[Dataset records]
◆ ◆ ◆ ◆ ◆ ◆ ◆
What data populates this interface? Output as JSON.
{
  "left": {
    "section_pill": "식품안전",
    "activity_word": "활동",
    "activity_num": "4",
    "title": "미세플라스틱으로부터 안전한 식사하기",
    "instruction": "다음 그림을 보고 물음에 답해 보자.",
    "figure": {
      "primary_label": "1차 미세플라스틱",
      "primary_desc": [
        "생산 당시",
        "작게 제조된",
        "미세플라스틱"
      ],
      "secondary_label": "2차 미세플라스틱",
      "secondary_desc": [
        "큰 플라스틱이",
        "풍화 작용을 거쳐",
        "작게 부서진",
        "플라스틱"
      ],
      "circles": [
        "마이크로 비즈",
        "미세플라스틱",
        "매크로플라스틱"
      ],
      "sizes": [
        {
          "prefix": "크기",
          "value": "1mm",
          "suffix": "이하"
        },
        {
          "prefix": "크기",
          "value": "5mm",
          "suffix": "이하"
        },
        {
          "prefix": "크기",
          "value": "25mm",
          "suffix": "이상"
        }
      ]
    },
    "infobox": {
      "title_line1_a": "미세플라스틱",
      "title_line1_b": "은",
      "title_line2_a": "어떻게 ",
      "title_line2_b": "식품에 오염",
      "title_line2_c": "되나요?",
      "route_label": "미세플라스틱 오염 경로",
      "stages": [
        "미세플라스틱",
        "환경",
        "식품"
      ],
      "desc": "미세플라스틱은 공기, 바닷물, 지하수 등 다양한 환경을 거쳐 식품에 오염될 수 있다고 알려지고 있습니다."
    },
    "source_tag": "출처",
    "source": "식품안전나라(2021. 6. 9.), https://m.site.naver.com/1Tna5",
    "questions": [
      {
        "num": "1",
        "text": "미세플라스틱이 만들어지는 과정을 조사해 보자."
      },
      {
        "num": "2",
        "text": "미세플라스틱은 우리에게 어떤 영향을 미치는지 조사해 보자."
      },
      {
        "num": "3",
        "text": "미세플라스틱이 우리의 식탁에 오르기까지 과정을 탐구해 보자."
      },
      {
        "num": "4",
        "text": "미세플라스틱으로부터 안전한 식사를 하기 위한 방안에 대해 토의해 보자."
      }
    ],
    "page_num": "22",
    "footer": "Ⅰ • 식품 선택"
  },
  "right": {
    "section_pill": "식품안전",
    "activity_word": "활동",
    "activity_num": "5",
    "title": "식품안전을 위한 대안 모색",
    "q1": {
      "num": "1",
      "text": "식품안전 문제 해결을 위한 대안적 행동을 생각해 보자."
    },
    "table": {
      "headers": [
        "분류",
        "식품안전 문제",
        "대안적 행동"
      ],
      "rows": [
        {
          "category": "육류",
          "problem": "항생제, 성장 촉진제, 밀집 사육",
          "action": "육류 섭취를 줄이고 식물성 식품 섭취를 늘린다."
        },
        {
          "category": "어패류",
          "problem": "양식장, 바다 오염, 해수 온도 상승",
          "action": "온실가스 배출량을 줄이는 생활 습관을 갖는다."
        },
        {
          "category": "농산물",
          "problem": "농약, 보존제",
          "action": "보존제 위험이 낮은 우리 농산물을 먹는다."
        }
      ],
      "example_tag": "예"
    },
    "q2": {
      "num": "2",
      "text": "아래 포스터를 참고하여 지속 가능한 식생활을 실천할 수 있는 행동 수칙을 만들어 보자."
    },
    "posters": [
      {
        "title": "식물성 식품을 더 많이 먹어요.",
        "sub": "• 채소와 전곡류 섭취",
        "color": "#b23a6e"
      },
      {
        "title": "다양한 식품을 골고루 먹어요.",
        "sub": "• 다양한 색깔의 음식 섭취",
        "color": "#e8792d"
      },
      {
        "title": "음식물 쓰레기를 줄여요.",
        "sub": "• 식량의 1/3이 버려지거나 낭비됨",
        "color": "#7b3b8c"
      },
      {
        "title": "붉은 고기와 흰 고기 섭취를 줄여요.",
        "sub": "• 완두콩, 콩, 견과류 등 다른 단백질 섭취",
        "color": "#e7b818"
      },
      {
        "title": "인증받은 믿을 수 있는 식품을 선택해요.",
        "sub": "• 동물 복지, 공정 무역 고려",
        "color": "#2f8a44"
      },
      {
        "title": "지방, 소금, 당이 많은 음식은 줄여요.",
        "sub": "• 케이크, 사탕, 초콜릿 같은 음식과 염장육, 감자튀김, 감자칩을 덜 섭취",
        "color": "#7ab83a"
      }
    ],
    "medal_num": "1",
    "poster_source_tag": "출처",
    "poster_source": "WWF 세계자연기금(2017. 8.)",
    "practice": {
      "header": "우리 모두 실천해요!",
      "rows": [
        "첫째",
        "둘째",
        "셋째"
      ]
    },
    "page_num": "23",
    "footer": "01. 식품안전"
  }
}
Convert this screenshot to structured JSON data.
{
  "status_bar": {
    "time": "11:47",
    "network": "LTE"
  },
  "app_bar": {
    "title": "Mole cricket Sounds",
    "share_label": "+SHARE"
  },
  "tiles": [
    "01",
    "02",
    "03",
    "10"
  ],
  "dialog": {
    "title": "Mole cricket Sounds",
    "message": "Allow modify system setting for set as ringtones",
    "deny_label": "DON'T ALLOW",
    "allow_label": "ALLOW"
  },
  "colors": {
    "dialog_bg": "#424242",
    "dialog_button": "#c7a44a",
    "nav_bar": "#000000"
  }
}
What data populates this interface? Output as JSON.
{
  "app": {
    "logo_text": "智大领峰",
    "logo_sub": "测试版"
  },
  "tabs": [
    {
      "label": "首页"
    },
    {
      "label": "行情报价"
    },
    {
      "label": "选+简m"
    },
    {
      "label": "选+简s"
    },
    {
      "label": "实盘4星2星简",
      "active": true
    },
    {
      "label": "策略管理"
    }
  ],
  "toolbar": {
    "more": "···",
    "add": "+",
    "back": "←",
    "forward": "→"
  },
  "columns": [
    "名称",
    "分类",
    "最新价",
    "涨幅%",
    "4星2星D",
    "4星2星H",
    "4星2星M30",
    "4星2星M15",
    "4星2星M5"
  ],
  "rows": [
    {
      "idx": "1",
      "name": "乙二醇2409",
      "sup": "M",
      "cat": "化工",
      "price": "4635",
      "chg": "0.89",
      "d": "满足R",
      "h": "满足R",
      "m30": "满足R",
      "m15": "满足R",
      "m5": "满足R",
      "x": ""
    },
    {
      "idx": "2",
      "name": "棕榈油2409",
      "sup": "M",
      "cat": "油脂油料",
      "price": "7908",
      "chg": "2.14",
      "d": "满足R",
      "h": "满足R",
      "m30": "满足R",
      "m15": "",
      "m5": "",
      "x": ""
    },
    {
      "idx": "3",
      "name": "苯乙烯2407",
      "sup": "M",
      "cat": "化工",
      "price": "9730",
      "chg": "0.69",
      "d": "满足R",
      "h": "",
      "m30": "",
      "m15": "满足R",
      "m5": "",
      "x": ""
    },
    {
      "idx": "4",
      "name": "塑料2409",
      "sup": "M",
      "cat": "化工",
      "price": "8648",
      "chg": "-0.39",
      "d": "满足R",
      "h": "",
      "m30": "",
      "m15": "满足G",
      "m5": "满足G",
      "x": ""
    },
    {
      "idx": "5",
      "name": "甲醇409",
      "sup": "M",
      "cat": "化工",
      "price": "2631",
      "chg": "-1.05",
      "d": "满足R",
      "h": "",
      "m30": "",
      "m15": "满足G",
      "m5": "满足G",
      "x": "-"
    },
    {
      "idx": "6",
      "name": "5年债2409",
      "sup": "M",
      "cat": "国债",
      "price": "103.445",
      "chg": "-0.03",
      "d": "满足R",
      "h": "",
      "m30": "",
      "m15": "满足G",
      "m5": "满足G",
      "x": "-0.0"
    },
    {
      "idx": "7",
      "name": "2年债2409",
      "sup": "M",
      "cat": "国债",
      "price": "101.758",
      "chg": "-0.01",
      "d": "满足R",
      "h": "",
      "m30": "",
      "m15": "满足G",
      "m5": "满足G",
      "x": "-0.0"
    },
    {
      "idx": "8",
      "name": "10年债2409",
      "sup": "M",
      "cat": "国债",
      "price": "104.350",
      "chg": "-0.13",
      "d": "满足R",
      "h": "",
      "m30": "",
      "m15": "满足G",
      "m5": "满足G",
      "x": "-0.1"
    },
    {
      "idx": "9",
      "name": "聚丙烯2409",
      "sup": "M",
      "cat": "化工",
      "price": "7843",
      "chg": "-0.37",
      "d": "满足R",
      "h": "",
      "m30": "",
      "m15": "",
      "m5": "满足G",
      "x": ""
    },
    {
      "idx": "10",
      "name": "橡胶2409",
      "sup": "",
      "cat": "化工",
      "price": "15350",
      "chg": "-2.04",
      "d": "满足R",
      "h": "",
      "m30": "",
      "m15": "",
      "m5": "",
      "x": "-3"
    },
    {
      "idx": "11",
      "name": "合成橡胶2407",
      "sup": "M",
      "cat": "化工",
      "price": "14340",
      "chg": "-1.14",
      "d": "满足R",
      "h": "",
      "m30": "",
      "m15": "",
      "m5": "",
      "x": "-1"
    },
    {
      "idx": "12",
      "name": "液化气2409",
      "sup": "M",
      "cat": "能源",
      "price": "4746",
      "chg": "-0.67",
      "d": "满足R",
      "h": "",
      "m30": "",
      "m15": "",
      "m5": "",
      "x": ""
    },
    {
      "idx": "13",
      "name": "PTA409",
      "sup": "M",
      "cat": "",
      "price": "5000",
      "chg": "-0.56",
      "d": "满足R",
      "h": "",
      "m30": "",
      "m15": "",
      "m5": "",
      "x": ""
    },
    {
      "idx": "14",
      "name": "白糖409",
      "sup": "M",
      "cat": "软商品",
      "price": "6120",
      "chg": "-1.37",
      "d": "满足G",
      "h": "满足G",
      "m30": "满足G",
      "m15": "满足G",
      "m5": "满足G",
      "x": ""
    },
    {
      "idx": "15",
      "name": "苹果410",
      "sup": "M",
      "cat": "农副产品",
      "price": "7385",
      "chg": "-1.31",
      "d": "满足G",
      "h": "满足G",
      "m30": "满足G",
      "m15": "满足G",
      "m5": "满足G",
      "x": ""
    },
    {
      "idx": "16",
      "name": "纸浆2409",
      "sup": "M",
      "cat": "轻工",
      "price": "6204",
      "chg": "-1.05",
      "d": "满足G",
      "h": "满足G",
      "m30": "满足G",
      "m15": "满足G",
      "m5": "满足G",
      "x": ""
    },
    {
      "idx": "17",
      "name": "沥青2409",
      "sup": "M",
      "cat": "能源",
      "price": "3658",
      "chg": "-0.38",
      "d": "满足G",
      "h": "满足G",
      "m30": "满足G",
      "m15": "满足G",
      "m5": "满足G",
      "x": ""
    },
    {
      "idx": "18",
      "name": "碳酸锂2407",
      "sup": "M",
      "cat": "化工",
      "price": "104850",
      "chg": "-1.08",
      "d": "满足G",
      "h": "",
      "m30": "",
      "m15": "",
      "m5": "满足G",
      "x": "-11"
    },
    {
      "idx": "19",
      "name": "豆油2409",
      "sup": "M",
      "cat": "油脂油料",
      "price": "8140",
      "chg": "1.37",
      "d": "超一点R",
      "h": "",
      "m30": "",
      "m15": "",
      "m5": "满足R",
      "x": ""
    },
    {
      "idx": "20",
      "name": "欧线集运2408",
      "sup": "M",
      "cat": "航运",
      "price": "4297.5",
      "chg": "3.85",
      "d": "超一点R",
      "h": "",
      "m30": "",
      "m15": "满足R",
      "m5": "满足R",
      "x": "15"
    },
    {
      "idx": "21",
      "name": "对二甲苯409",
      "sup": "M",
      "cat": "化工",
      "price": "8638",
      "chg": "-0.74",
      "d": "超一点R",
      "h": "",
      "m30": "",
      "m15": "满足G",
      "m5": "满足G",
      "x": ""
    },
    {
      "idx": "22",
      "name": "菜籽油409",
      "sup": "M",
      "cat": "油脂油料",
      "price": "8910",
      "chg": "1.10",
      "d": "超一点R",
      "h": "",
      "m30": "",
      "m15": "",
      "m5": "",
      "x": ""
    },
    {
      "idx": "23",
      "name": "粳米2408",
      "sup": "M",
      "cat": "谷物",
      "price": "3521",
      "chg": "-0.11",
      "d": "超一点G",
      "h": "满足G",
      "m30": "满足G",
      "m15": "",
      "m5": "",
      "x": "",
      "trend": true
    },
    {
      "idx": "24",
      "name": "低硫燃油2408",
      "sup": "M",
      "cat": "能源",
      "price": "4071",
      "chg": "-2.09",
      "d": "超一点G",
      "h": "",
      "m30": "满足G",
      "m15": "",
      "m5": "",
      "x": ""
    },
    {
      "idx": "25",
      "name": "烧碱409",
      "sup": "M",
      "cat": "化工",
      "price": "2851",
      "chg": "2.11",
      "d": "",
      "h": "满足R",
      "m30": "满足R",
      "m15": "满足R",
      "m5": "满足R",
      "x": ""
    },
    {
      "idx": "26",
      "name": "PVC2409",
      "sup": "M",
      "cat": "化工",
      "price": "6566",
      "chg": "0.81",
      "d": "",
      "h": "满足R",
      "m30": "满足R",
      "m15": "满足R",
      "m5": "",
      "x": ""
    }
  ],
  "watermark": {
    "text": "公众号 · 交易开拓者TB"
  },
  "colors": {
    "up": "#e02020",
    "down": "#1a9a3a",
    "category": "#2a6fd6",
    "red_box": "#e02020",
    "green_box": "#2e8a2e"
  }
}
◆ ◆ ◆ ◆ ◆ ◆ ◆
## Exercise
Copy down every line of the entries containing the word "미세플라스틱이".

## Exercise output
        "text": "미세플라스틱이 만들어지는 과정을 조사해 보자."
        "text": "미세플라스틱이 우리의 식탁에 오르기까지 과정을 탐구해 보자."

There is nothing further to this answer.